Larry Riddle, Agnes Scott College

Start with an equilateral triangle **T=S(0)**. Scale **T** by a
factor of 1/3 and place 3 copies along each of the three sides of
**T** as illustrated in the diagram below to form a new image
**S(1)**. Next scale **T** by a factor of 1/9 = (1/3)^{2} and
place 12=4×3 copies along the sides of **T(1)** as illustrated to
form the image **S(2)**. For the next iteration, take 48=4×12
copies of **T** scaled by a factor of 1/27=(1/3)^{3} and place them
around the sides of **S(2)** to form the image **S(3)**.

:: WHAT TO DO ::
(a) Summarize the passage on the equilateral-triangle construction in two sentences.
(b) From the entries, output verbatim every line from the line with "add-domain-button[interactable] — [1057, 489, 1084, 517]" to the line with "featured-label: FEATURED —", including both.

:: TASK DATA ::
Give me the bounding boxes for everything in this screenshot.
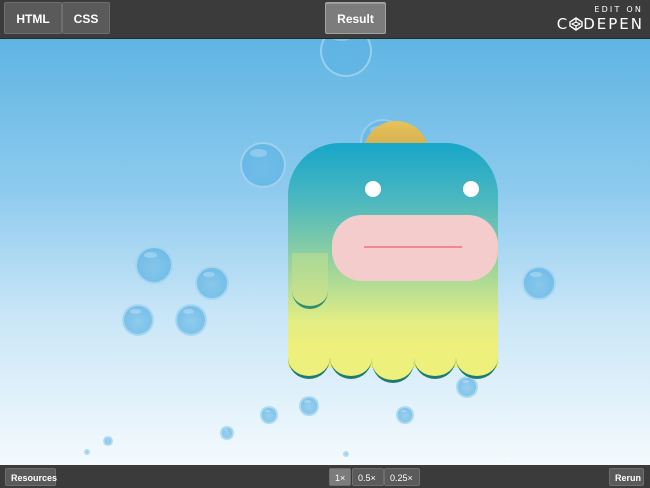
bubble: [195, 266, 229, 300]
bubble: [135, 246, 173, 284]
zoom-0-5x-button[interactable]: 0.5×: [352, 468, 384, 486]
monster-eye-left: [365, 181, 381, 197]
monster-lip: [364, 246, 462, 248]
codepen-logo: C DEPEN: [556, 15, 644, 33]
monster-foot: [288, 339, 330, 379]
monster-mouth: [332, 215, 498, 281]
tab-css[interactable]: CSS: [62, 2, 110, 34]
bubble: [320, 39, 372, 77]
monster-illustration: [288, 121, 498, 383]
zoom-0-25x-button[interactable]: 0.25×: [384, 468, 420, 486]
edit-on-codepen-link[interactable]: EDIT ON C DEPEN: [549, 3, 644, 35]
monster-foot: [414, 339, 456, 379]
bottom-toolbar: Resources 1× 0.5× 0.25× Rerun: [0, 465, 650, 488]
codepen-cube-icon: [569, 17, 583, 31]
bubble: [240, 142, 286, 188]
monster-arm: [292, 253, 328, 309]
bubble: [175, 304, 207, 336]
result-preview: [0, 39, 650, 465]
bubble: [103, 436, 113, 446]
tab-result[interactable]: Result: [325, 2, 386, 34]
zoom-1x-button[interactable]: 1×: [329, 468, 351, 486]
monster-foot: [456, 339, 498, 379]
monster-eye-right: [463, 181, 479, 197]
resources-button[interactable]: Resources: [5, 468, 57, 486]
edit-on-label: EDIT ON: [594, 5, 643, 14]
bubble: [84, 449, 90, 455]
bubble: [343, 451, 349, 457]
top-toolbar: HTML CSS Result EDIT ON C DEPEN: [0, 0, 650, 39]
monster-foot: [330, 339, 372, 379]
bubble: [122, 304, 154, 336]
bubble: [396, 406, 414, 424]
bubble: [507, 457, 511, 461]
bubble: [299, 396, 319, 416]
bubble: [522, 266, 556, 300]
bubble: [260, 406, 278, 424]
monster-foot: [372, 339, 414, 383]
tab-html[interactable]: HTML: [4, 2, 62, 34]
rerun-button[interactable]: Rerun: [609, 468, 644, 486]
bubble: [220, 426, 234, 440]
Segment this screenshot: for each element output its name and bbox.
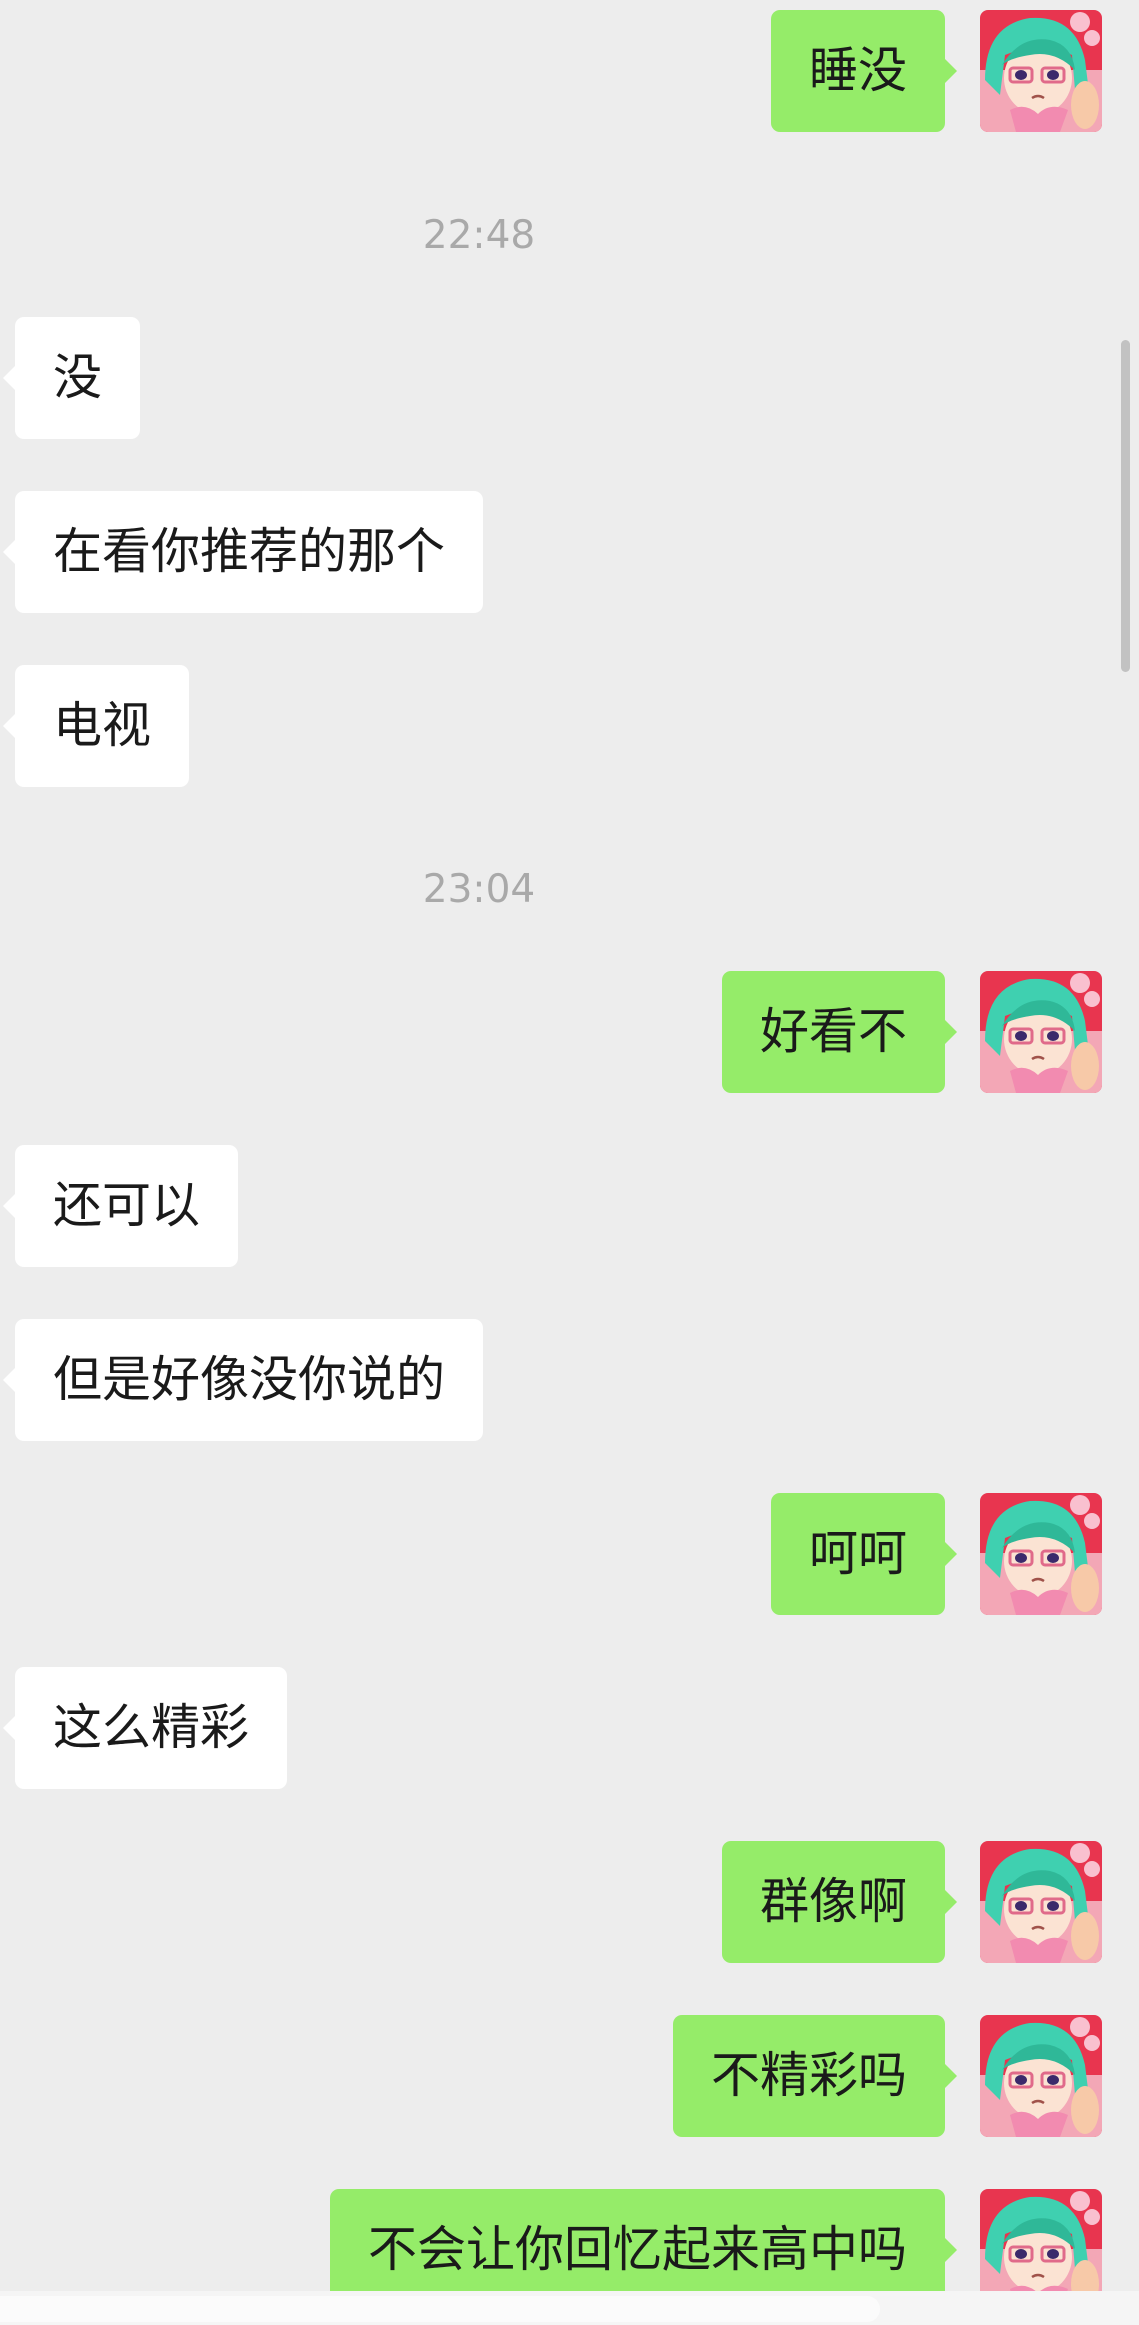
avatar[interactable] <box>980 971 1102 1093</box>
incoming-message: 没 <box>0 317 1139 439</box>
message-bubble[interactable]: 不精彩吗 <box>672 2015 958 2137</box>
message-bubble[interactable]: 这么精彩 <box>2 1667 288 1789</box>
outgoing-message: 好看不 <box>0 971 1139 1093</box>
input-field-edge[interactable] <box>0 2296 880 2322</box>
timestamp: 23:04 <box>422 867 536 912</box>
message-bubble[interactable]: 还可以 <box>2 1145 239 1267</box>
message-bubble[interactable]: 没 <box>2 317 141 439</box>
incoming-message: 电视 <box>0 665 1139 787</box>
chat-message-list[interactable]: 睡没 22:48 没在看你推荐的那个 电视 23:04 好看不还可以但是好像没你说的呵呵这… <box>0 0 1139 2325</box>
incoming-message: 这么精彩 <box>0 1667 1139 1789</box>
avatar[interactable] <box>980 2015 1102 2137</box>
scrollbar[interactable] <box>1121 340 1130 672</box>
incoming-message: 还可以 <box>0 1145 1139 1267</box>
message-bubble[interactable]: 在看你推荐的那个 <box>2 491 484 613</box>
outgoing-message: 不精彩吗 <box>0 2015 1139 2137</box>
timestamp: 22:48 <box>422 213 536 258</box>
outgoing-message: 群像啊 <box>0 1841 1139 1963</box>
message-bubble[interactable]: 但是好像没你说的 <box>2 1319 484 1441</box>
outgoing-message: 睡没 <box>0 10 1139 132</box>
message-bubble[interactable]: 呵呵 <box>770 1493 958 1615</box>
incoming-message: 在看你推荐的那个 <box>0 491 1139 613</box>
message-bubble[interactable]: 睡没 <box>770 10 958 132</box>
anime-girl-avatar-icon <box>980 1841 1102 1963</box>
anime-girl-avatar-icon <box>980 2015 1102 2137</box>
anime-girl-avatar-icon <box>980 971 1102 1093</box>
incoming-message: 但是好像没你说的 <box>0 1319 1139 1441</box>
message-bubble[interactable]: 电视 <box>2 665 190 787</box>
avatar[interactable] <box>980 1493 1102 1615</box>
avatar[interactable] <box>980 1841 1102 1963</box>
message-bubble[interactable]: 群像啊 <box>721 1841 958 1963</box>
message-bubble[interactable]: 好看不 <box>721 971 958 1093</box>
outgoing-message: 呵呵 <box>0 1493 1139 1615</box>
avatar[interactable] <box>980 10 1102 132</box>
anime-girl-avatar-icon <box>980 1493 1102 1615</box>
anime-girl-avatar-icon <box>980 10 1102 132</box>
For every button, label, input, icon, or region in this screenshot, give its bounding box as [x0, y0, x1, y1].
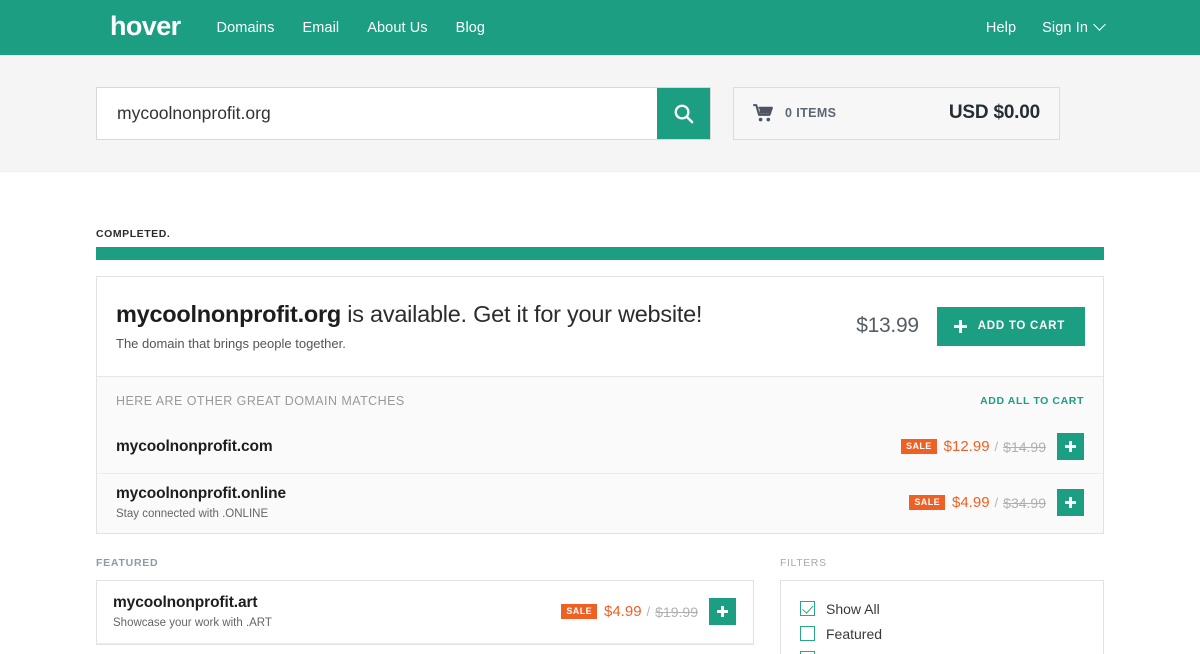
add-domain-button[interactable] — [1057, 489, 1084, 517]
progress-fill — [96, 247, 1104, 260]
cart-summary[interactable]: 0 ITEMS USD $0.00 — [733, 86, 1060, 140]
match-sale-price: $4.99 — [952, 494, 990, 512]
search-icon — [674, 104, 694, 123]
cart-total: USD $0.00 — [948, 102, 1040, 123]
search-button[interactable] — [657, 87, 710, 139]
nav-item-help[interactable]: Help — [986, 20, 1016, 36]
match-price-group: SALE $4.99 / $34.99 — [909, 494, 1046, 511]
nav-item-email[interactable]: Email — [302, 20, 339, 36]
results-card: mycoolnonprofit.org is available. Get it… — [96, 276, 1104, 535]
add-to-cart-label: ADD TO CART — [977, 320, 1065, 332]
domain-search-box — [96, 86, 711, 140]
add-to-cart-button[interactable]: ADD TO CART — [936, 306, 1085, 346]
other-matches-section: HERE ARE OTHER GREAT DOMAIN MATCHES ADD … — [97, 376, 1103, 534]
match-info: mycoolnonprofit.art Showcase your work w… — [113, 594, 561, 629]
match-price-group: SALE $4.99 / $19.99 — [561, 603, 698, 620]
other-matches-header: HERE ARE OTHER GREAT DOMAIN MATCHES ADD … — [97, 377, 1103, 422]
filter-label: Featured — [826, 625, 883, 642]
checkbox-checked-icon[interactable] — [800, 601, 815, 617]
filters-column: FILTERS Show All Featured — [780, 557, 1104, 654]
featured-label: FEATURED — [96, 557, 159, 570]
bottom-columns: FEATURED mycoolnonprofit.art Showcase yo… — [96, 557, 1104, 654]
sale-badge: SALE — [909, 495, 945, 510]
add-domain-button[interactable] — [1057, 433, 1084, 461]
match-sale-price: $4.99 — [604, 603, 642, 621]
table-row: mycoolnonprofit.com SALE $12.99 / $14.99 — [97, 422, 1103, 473]
nav-item-about-us[interactable]: About Us — [367, 20, 427, 36]
match-domain-name[interactable]: mycoolnonprofit.online — [116, 485, 909, 503]
chevron-down-icon — [1093, 18, 1106, 31]
primary-result-domain: mycoolnonprofit.org — [116, 301, 342, 327]
filters-list: Show All Featured — [781, 581, 1103, 654]
match-info: mycoolnonprofit.online Stay connected wi… — [116, 485, 909, 520]
sign-in-menu[interactable]: Sign In — [1042, 18, 1106, 36]
plus-icon — [1065, 497, 1076, 509]
match-domain-name[interactable]: mycoolnonprofit.art — [113, 594, 561, 612]
add-all-to-cart-button[interactable]: ADD ALL TO CART — [980, 395, 1084, 407]
match-price-group: SALE $12.99 / $14.99 — [901, 438, 1046, 455]
site-header: hover Domains Email About Us Blog Help S… — [0, 0, 1200, 55]
search-strip: 0 ITEMS USD $0.00 — [0, 55, 1200, 172]
search-progress-bar — [96, 247, 1104, 260]
price-separator: / — [646, 604, 651, 620]
shopping-cart-icon — [753, 104, 773, 122]
primary-result-subtext: The domain that brings people together. — [116, 336, 346, 352]
nav-item-domains[interactable]: Domains — [217, 20, 275, 36]
match-domain-name[interactable]: mycoolnonprofit.com — [116, 438, 901, 456]
price-separator: / — [994, 495, 999, 511]
primary-nav: Domains Email About Us Blog — [217, 20, 486, 36]
match-info: mycoolnonprofit.com — [116, 438, 901, 456]
match-sale-price: $12.99 — [943, 438, 990, 456]
cart-item-count: 0 ITEMS — [785, 106, 837, 120]
filter-third[interactable] — [800, 646, 1084, 654]
plus-icon — [1065, 441, 1076, 453]
search-input[interactable] — [97, 87, 657, 139]
secondary-nav: Help Sign In — [986, 18, 1106, 36]
match-domain-tagline: Stay connected with .ONLINE — [116, 508, 269, 521]
other-matches-title: HERE ARE OTHER GREAT DOMAIN MATCHES — [116, 394, 405, 409]
price-separator: / — [994, 439, 999, 455]
match-original-price: $34.99 — [1003, 494, 1046, 511]
filter-featured[interactable]: Featured — [800, 621, 1084, 646]
featured-column: FEATURED mycoolnonprofit.art Showcase yo… — [96, 557, 754, 654]
nav-item-blog[interactable]: Blog — [456, 20, 485, 36]
filters-label: FILTERS — [780, 557, 827, 570]
sign-in-label: Sign In — [1042, 19, 1088, 36]
match-original-price: $14.99 — [1003, 438, 1046, 455]
table-row: mycoolnonprofit.online Stay connected wi… — [97, 473, 1103, 533]
filter-label: Show All — [826, 600, 880, 617]
sale-badge: SALE — [561, 604, 597, 619]
filter-show-all[interactable]: Show All — [800, 596, 1084, 621]
primary-result-text: mycoolnonprofit.org is available. Get it… — [116, 301, 856, 351]
checkbox-icon[interactable] — [800, 626, 815, 642]
match-domain-tagline: Showcase your work with .ART — [113, 617, 272, 630]
main-content: COMPLETED. mycoolnonprofit.org is availa… — [0, 172, 1200, 654]
sale-badge: SALE — [901, 439, 937, 454]
featured-panel: mycoolnonprofit.art Showcase your work w… — [96, 580, 754, 646]
plus-icon — [717, 606, 728, 618]
hover-logo[interactable]: hover — [110, 13, 181, 40]
table-row: mycoolnonprofit.art Showcase your work w… — [97, 581, 753, 645]
primary-result-row: mycoolnonprofit.org is available. Get it… — [97, 277, 1103, 376]
primary-result-price: $13.99 — [856, 314, 919, 337]
plus-icon — [953, 319, 967, 333]
progress-label: COMPLETED. — [96, 228, 171, 240]
match-original-price: $19.99 — [655, 603, 698, 620]
add-domain-button[interactable] — [709, 598, 736, 626]
primary-result-headline: mycoolnonprofit.org is available. Get it… — [116, 301, 856, 328]
primary-result-availability: is available. Get it for your website! — [341, 301, 703, 327]
filters-panel: Show All Featured — [780, 580, 1104, 654]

:: RESULTS OF THE EXERCISE ::
(a) The construction starts with an equilateral triangle T = S(0), and 3 copies of T scaled by 1/3 are placed along each of its three sides to form S(1). Next, 12 copies scaled by 1/9 are placed to form S(2), and then 48 copies scaled by 1/27 are placed around the sides of S(2) to form S(3).

(b)
add-domain-button[interactable] — [1057, 489, 1084, 517]
progress-fill — [96, 247, 1104, 260]
cart-summary[interactable]: 0 ITEMS USD $0.00 — [733, 86, 1060, 140]
match-sale-price: $4.99 — [952, 494, 990, 512]
search-icon — [674, 104, 694, 123]
cart-total: USD $0.00 — [948, 102, 1040, 123]
search-button[interactable] — [657, 87, 710, 139]
nav-item-help[interactable]: Help — [986, 20, 1016, 36]
match-price-group: SALE $4.99 / $34.99 — [909, 494, 1046, 511]
nav-item-email[interactable]: Email — [302, 20, 339, 36]
results-card: mycoolnonprofit.org is available. Get it… — [96, 276, 1104, 535]
add-to-cart-label: ADD TO CART — [977, 320, 1065, 332]
domain-search-box — [96, 86, 711, 140]
add-to-cart-button[interactable]: ADD TO CART — [936, 306, 1085, 346]
other-matches-section: HERE ARE OTHER GREAT DOMAIN MATCHES ADD … — [97, 376, 1103, 534]
match-info: mycoolnonprofit.art Showcase your work w… — [113, 594, 561, 629]
match-price-group: SALE $4.99 / $19.99 — [561, 603, 698, 620]
other-matches-header: HERE ARE OTHER GREAT DOMAIN MATCHES ADD … — [97, 377, 1103, 422]
filter-label: Featured — [826, 625, 883, 642]
checkbox-checked-icon[interactable] — [800, 601, 815, 617]
filters-column: FILTERS Show All Featured — [780, 557, 1104, 654]
featured-label: FEATURED — [96, 557, 159, 570]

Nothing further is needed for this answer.